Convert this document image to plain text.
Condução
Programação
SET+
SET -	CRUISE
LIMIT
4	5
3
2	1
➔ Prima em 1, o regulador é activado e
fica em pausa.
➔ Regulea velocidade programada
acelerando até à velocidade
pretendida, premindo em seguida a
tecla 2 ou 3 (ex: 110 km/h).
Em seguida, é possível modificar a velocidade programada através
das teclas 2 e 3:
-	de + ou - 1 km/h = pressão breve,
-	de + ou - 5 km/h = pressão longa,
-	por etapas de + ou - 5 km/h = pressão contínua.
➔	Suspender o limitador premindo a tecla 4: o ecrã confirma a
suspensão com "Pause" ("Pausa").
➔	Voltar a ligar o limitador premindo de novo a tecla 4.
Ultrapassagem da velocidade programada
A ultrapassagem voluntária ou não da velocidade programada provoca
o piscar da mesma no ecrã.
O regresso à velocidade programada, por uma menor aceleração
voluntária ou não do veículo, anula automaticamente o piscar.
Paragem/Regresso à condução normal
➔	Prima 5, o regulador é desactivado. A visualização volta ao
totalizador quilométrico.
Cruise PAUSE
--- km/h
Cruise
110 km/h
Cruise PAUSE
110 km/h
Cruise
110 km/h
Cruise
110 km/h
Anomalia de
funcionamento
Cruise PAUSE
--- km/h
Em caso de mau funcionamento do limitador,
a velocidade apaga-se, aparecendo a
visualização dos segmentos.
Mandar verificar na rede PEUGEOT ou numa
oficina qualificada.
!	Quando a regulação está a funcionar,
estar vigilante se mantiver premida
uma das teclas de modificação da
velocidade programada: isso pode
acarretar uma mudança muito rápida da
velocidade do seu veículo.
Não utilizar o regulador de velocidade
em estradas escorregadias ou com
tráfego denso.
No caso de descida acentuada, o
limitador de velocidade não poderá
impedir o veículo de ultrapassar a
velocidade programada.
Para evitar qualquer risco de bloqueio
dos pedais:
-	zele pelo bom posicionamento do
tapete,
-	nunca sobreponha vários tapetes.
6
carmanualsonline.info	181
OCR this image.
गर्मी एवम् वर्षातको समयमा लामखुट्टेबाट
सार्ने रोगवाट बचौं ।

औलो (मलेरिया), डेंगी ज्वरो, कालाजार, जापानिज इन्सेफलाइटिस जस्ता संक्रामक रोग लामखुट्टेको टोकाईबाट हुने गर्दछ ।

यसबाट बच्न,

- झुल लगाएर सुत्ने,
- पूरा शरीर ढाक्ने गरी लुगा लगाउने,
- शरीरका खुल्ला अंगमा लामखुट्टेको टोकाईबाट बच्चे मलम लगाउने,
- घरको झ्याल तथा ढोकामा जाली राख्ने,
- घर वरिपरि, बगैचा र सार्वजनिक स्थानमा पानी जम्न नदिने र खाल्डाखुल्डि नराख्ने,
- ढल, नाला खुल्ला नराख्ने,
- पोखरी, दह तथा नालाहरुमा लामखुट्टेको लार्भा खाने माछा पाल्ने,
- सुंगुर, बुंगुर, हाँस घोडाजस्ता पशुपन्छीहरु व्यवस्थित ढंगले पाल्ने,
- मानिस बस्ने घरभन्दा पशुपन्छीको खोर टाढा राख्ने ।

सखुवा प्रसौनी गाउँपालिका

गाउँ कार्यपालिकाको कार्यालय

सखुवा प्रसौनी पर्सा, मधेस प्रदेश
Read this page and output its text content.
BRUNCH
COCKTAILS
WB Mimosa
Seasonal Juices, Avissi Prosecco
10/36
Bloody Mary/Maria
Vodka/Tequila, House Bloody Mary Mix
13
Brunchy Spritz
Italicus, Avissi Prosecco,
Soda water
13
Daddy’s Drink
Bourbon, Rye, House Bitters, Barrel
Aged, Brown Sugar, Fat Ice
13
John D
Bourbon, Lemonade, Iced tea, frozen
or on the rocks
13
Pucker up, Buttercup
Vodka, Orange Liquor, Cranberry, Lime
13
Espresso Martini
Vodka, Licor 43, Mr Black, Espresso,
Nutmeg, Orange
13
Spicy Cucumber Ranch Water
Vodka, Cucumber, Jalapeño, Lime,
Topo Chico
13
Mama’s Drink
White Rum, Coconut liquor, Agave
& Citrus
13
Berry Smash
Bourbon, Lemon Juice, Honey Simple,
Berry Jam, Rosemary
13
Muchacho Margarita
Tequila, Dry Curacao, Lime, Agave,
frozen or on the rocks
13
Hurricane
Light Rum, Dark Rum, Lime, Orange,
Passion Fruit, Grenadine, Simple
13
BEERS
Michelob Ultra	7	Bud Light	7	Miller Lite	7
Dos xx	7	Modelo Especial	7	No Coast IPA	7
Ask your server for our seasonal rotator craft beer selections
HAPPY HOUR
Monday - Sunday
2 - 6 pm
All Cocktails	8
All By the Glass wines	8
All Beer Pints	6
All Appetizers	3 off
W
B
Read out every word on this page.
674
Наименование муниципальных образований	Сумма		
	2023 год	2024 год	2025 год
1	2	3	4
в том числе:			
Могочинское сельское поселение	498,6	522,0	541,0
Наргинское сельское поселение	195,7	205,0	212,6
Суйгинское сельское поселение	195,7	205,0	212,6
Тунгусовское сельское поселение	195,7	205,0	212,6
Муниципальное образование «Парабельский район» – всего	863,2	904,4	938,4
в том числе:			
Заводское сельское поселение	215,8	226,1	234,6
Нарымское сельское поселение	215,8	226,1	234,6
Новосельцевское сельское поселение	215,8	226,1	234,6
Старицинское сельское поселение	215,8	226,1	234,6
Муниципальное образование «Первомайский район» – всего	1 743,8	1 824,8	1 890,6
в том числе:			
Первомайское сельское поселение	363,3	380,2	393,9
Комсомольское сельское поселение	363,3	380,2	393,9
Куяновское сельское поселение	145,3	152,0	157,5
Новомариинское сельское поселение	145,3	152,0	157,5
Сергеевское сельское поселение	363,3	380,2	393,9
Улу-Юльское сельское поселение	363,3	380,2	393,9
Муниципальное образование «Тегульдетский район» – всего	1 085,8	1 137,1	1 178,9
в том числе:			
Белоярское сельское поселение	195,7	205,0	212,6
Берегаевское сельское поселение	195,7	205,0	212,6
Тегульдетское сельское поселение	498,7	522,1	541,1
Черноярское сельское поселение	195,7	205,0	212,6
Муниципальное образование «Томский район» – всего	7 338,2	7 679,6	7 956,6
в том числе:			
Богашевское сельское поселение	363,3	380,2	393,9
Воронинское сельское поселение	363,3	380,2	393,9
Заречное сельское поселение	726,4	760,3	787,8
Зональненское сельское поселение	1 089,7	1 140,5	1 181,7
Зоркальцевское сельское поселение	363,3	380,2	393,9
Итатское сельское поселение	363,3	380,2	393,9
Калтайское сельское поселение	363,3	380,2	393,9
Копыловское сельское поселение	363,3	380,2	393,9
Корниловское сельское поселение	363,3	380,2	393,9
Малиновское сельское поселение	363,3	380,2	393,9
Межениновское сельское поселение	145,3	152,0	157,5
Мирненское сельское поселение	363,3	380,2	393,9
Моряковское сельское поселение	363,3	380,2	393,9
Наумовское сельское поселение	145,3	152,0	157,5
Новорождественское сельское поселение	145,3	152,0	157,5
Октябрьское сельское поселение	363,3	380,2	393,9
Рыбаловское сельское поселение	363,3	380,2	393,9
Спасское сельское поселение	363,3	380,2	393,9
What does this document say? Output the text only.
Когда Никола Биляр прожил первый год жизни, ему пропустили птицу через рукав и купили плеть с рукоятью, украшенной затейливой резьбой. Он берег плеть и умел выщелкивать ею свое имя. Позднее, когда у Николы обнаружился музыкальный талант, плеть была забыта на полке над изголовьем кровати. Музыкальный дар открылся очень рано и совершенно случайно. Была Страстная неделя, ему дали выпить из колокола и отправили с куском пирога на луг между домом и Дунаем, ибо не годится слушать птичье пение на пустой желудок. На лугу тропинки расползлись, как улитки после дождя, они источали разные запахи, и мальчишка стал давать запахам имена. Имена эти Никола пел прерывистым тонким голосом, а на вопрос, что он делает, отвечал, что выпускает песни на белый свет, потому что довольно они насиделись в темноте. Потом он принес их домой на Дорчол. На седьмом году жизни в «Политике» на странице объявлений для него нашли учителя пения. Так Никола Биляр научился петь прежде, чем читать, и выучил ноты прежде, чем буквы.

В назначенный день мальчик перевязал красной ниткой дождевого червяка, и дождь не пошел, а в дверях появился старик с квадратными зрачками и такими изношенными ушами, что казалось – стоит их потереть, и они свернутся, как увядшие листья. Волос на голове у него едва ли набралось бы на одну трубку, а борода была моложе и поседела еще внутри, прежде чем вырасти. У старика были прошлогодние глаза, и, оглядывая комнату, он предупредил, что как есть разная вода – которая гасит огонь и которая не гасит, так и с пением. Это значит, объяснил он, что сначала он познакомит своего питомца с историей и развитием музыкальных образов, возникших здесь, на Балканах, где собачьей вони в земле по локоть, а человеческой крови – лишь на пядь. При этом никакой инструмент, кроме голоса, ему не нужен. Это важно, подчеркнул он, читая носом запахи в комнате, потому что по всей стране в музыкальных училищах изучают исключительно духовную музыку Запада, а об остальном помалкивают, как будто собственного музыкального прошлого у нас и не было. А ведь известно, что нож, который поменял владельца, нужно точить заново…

☆ ☆ ☆

[PROBLEM DETAILS]
Only lines holding the string "piscar" are wanted; gather each one from the entries above.

[EXERCISE OUTPUT]
o piscar da mesma no ecrã.
voluntária ou não do veículo, anula automaticamente o piscar.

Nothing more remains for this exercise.